> [Your objective]: Could you copy the lines of the records below unchanged, beginning at the line that contains "google-maps-icon: [97, 421, 117, 452]" and stopping after the line that contains "editor-label: EDITOR: [168, 865, 281, 898]"?

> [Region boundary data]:
=-=-=

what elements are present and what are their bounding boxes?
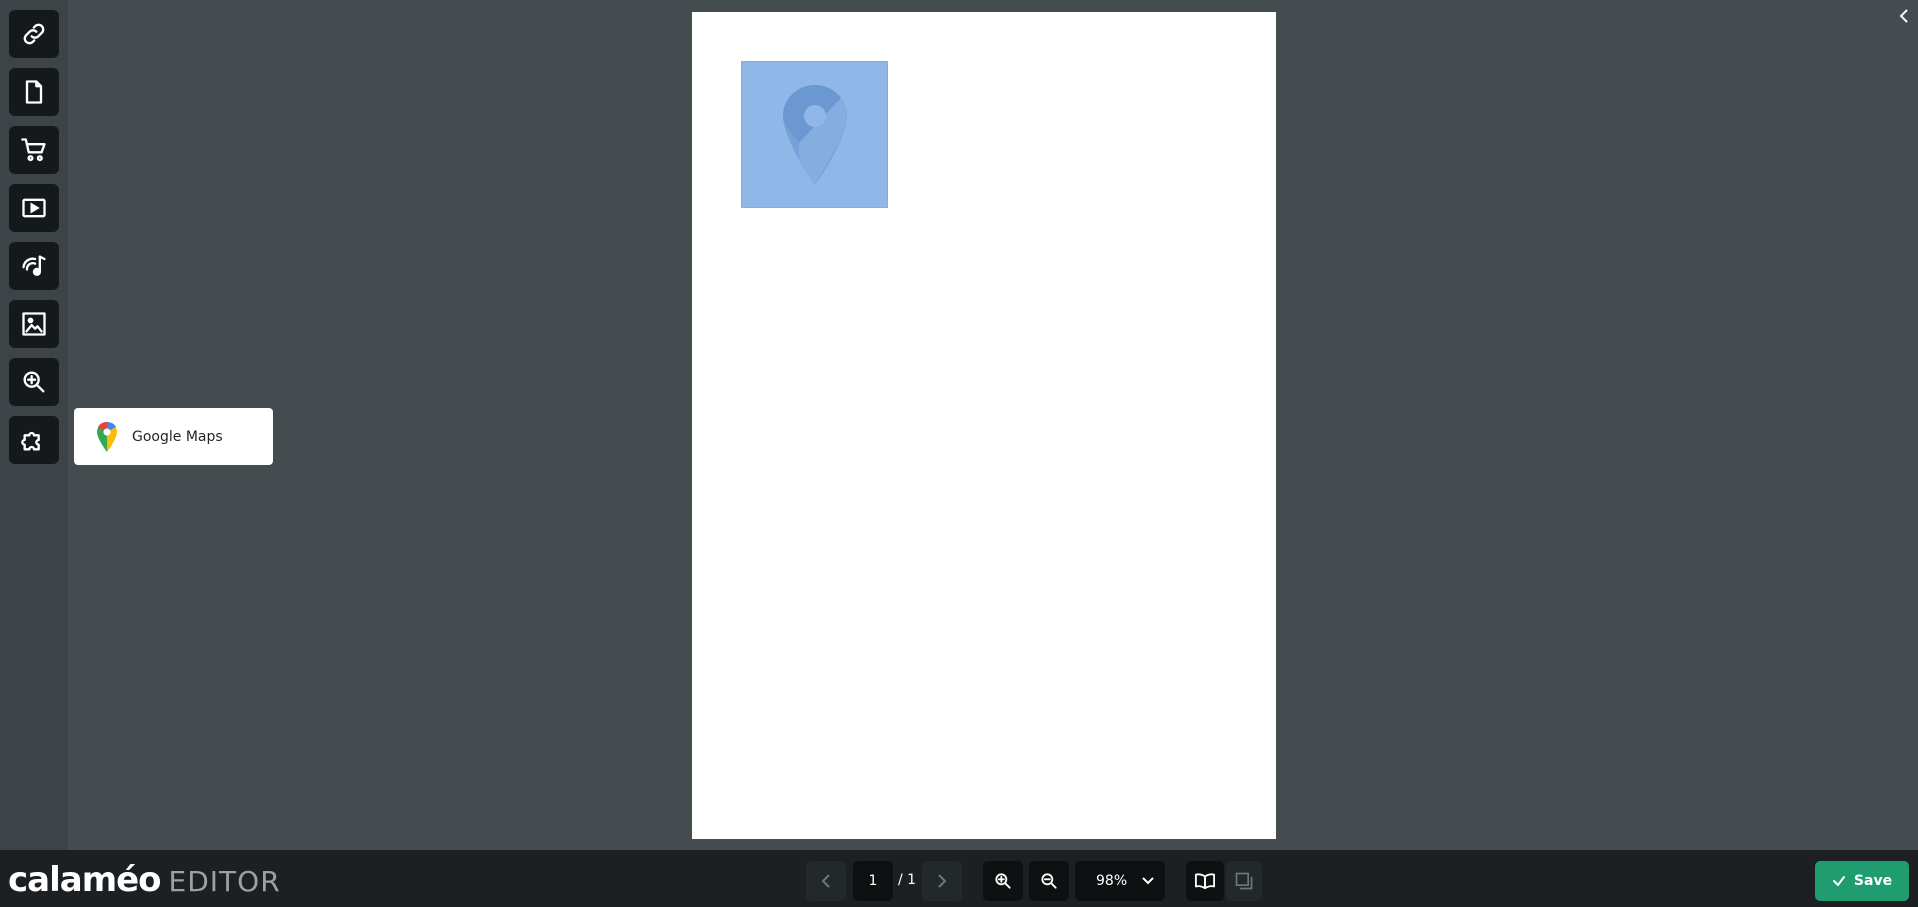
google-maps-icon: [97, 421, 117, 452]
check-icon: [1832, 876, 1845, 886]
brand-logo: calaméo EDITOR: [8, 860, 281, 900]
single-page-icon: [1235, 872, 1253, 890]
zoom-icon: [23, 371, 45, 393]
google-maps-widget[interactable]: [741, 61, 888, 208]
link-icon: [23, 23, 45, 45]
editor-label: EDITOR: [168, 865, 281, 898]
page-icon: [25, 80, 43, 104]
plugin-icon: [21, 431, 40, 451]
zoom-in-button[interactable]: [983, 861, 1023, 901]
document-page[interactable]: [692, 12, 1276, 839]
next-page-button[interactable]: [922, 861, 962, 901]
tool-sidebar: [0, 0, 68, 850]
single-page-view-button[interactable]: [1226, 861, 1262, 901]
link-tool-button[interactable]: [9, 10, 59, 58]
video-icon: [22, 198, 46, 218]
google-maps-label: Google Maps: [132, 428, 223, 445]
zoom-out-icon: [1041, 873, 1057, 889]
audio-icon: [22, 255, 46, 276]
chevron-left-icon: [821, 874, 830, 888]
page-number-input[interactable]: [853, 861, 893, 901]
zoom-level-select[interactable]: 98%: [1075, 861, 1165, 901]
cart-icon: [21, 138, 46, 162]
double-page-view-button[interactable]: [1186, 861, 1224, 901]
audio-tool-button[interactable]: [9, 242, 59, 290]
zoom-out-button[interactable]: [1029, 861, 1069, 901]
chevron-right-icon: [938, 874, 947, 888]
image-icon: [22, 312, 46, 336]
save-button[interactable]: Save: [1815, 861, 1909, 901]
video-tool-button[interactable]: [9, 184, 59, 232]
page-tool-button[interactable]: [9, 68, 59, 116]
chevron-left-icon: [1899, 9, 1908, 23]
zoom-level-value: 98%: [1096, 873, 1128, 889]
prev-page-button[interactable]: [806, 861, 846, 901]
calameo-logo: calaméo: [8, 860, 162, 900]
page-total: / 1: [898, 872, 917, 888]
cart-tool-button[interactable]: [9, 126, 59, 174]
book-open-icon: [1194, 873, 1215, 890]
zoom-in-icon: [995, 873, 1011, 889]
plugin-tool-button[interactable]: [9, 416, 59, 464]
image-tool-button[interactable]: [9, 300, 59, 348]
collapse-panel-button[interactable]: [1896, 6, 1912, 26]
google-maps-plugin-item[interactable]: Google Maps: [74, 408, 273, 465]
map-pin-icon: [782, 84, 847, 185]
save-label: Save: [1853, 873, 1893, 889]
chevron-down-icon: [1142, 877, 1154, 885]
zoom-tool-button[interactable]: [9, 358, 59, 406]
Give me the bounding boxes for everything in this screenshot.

=-=-=

> [Solution]:
google-maps-icon: [97, 421, 117, 452]
check-icon: [1832, 876, 1845, 886]
brand-logo: calaméo EDITOR: [8, 860, 281, 900]
single-page-icon: [1235, 872, 1253, 890]
zoom-icon: [23, 371, 45, 393]
google-maps-widget[interactable]: [741, 61, 888, 208]
link-icon: [23, 23, 45, 45]
editor-label: EDITOR: [168, 865, 281, 898]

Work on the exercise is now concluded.